DATA LISTING
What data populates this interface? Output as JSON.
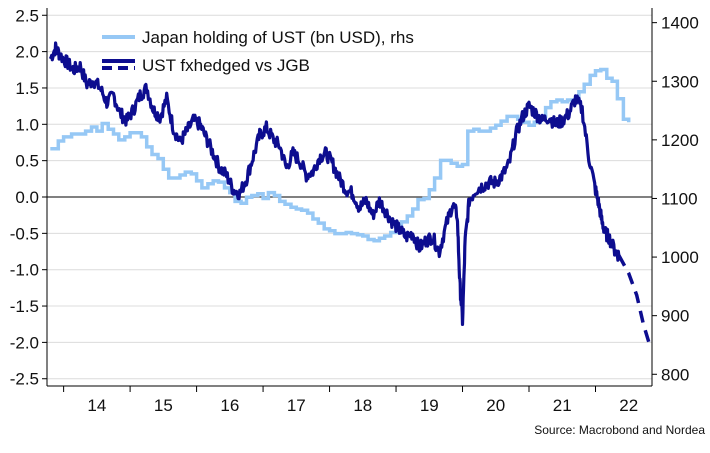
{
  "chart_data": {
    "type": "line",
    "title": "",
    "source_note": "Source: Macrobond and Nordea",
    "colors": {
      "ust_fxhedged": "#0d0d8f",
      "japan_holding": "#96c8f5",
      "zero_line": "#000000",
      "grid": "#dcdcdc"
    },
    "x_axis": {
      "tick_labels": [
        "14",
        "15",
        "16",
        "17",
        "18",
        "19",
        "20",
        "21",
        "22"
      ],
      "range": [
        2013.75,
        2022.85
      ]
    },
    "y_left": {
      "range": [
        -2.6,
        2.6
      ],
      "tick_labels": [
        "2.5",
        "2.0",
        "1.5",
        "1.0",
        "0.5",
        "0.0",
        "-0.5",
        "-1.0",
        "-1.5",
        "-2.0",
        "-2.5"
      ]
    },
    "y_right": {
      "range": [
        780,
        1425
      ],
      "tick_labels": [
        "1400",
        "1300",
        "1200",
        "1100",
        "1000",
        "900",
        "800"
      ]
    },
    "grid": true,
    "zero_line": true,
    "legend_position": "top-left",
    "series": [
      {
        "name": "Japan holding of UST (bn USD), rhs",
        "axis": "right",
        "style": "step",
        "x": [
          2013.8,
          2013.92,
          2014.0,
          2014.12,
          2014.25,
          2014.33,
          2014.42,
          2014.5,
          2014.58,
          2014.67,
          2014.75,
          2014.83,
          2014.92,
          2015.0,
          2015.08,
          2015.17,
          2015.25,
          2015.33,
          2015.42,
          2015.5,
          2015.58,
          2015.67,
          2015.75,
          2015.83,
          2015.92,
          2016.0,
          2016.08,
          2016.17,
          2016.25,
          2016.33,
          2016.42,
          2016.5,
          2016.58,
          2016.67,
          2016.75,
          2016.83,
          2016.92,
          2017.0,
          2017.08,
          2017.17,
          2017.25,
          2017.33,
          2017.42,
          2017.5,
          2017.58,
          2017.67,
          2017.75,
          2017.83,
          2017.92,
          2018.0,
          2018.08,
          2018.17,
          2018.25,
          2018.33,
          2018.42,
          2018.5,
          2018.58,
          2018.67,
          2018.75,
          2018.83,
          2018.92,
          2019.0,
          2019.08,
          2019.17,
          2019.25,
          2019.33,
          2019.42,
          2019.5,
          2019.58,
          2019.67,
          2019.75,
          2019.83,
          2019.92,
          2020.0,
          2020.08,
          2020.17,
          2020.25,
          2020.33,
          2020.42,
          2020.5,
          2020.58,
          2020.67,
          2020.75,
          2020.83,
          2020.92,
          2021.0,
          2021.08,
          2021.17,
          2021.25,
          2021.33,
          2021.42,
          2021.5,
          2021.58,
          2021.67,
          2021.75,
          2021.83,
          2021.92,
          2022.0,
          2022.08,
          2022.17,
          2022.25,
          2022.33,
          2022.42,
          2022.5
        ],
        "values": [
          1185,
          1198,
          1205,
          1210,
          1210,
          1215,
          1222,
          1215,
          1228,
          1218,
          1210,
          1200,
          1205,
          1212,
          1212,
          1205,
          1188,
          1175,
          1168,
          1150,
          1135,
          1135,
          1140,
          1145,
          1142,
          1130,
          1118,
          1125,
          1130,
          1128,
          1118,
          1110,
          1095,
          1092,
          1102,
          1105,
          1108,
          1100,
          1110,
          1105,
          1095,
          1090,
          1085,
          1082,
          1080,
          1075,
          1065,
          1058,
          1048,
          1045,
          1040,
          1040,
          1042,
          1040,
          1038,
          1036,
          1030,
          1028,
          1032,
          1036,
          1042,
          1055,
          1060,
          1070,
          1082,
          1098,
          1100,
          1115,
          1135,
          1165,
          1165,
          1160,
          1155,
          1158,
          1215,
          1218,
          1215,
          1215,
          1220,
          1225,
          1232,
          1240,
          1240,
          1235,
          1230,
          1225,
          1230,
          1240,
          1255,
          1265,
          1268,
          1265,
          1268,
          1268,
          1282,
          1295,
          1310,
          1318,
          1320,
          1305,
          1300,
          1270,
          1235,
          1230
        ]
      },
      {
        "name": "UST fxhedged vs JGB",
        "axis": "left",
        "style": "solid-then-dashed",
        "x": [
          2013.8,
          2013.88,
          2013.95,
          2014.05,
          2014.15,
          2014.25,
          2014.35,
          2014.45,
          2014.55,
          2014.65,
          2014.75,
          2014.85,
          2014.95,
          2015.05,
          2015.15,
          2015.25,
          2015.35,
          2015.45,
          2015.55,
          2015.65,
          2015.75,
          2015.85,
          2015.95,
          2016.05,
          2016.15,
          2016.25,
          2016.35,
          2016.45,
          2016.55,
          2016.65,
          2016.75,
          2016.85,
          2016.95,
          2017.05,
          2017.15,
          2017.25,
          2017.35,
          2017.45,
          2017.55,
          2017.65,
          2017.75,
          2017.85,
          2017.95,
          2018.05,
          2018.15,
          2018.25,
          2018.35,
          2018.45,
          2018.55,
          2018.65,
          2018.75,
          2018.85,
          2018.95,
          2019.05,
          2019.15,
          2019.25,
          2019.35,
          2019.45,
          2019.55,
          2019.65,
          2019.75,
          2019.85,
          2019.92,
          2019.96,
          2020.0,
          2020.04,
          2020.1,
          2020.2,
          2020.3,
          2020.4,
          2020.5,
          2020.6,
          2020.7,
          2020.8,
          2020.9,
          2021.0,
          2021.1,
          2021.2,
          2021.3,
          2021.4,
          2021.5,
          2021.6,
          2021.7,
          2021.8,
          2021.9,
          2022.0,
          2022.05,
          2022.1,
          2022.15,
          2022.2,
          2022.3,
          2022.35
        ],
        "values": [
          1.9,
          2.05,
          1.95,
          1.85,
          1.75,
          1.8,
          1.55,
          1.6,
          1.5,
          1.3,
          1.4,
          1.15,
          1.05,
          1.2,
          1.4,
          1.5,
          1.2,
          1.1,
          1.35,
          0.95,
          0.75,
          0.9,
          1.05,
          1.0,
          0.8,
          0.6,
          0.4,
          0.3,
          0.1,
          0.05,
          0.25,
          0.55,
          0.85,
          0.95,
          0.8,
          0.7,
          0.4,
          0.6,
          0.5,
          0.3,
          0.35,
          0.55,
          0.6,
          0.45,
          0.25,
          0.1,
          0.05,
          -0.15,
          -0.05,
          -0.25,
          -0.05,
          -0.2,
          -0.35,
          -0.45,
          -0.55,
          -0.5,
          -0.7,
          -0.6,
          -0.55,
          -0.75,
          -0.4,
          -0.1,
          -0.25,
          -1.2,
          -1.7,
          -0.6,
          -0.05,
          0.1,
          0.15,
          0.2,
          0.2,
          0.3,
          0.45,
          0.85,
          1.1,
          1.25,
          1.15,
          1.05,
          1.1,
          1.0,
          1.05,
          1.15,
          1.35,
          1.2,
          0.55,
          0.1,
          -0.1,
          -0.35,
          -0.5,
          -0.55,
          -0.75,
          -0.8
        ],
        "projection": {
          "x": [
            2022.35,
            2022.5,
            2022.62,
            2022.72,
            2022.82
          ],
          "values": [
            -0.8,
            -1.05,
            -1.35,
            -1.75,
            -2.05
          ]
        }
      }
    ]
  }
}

--

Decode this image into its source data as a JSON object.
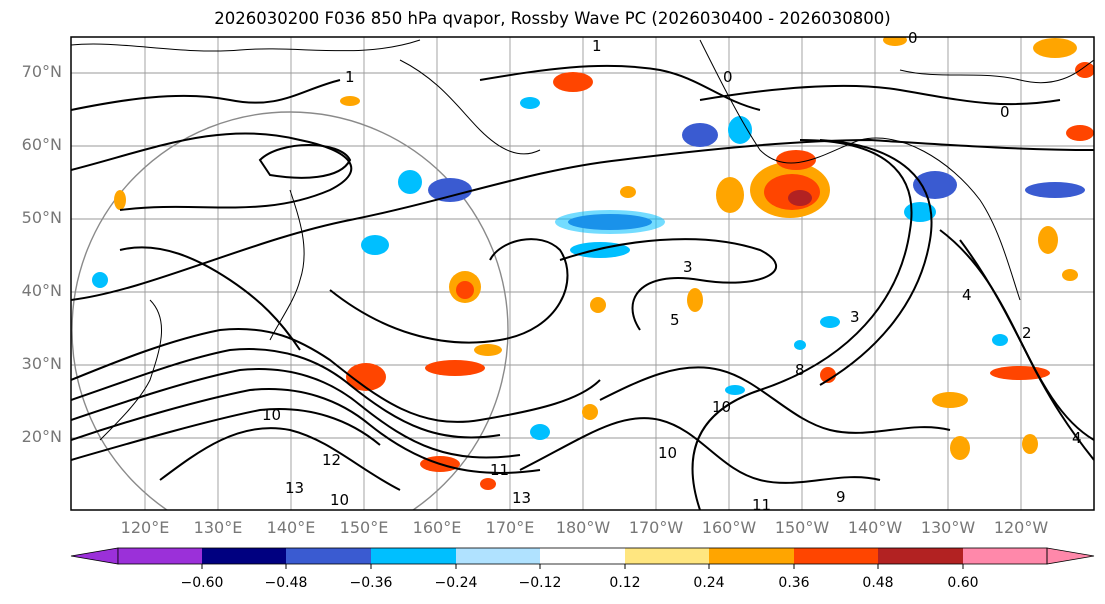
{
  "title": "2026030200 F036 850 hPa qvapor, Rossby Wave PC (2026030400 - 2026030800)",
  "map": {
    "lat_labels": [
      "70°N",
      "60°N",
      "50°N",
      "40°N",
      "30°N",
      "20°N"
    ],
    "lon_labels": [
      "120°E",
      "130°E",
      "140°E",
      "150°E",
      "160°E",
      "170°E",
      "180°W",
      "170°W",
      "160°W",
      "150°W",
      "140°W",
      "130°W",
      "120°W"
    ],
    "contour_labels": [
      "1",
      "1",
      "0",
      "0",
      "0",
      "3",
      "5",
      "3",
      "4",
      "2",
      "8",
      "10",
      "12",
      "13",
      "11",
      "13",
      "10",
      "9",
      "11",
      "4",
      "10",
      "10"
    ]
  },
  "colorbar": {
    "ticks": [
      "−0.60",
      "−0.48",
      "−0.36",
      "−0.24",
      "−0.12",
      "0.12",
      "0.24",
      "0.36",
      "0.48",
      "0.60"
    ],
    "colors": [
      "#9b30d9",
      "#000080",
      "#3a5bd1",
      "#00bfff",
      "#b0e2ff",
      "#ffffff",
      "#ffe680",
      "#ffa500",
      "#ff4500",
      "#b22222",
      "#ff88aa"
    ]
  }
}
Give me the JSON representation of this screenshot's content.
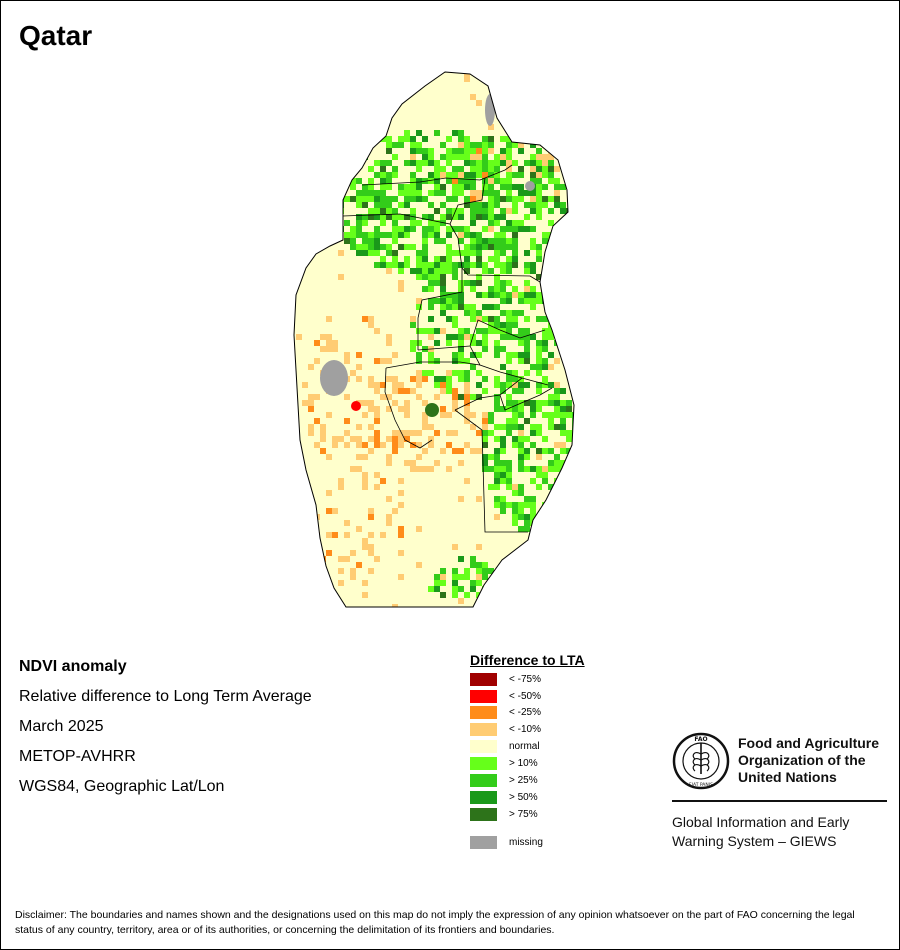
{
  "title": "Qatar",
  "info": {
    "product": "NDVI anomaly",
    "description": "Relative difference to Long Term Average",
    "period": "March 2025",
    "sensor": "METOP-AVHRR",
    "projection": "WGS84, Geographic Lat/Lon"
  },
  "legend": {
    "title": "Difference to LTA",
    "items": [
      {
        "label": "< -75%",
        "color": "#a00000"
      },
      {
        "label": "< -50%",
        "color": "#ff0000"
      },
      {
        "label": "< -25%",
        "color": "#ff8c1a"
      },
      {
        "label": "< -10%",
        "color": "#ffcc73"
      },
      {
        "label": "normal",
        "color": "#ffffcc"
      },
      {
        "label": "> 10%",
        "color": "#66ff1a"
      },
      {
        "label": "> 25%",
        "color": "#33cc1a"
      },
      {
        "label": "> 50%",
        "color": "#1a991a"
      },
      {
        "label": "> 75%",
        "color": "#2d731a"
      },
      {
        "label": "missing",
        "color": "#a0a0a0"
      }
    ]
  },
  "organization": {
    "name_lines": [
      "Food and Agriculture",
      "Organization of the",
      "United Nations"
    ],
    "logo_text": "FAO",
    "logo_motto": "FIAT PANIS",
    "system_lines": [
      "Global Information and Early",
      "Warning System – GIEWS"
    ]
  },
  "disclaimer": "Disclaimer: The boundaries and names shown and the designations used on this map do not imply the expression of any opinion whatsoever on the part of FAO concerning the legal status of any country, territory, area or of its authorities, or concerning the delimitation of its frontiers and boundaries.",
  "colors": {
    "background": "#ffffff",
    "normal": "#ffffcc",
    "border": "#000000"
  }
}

TASK DIRECTIONS
List all lines holding the string "JSON".

COMPLETED EXERCISE
What data populates this interface? Output as JSON.
Decode this image into its source data as a JSON object.
Give me the JSON representation of this screenshot's content.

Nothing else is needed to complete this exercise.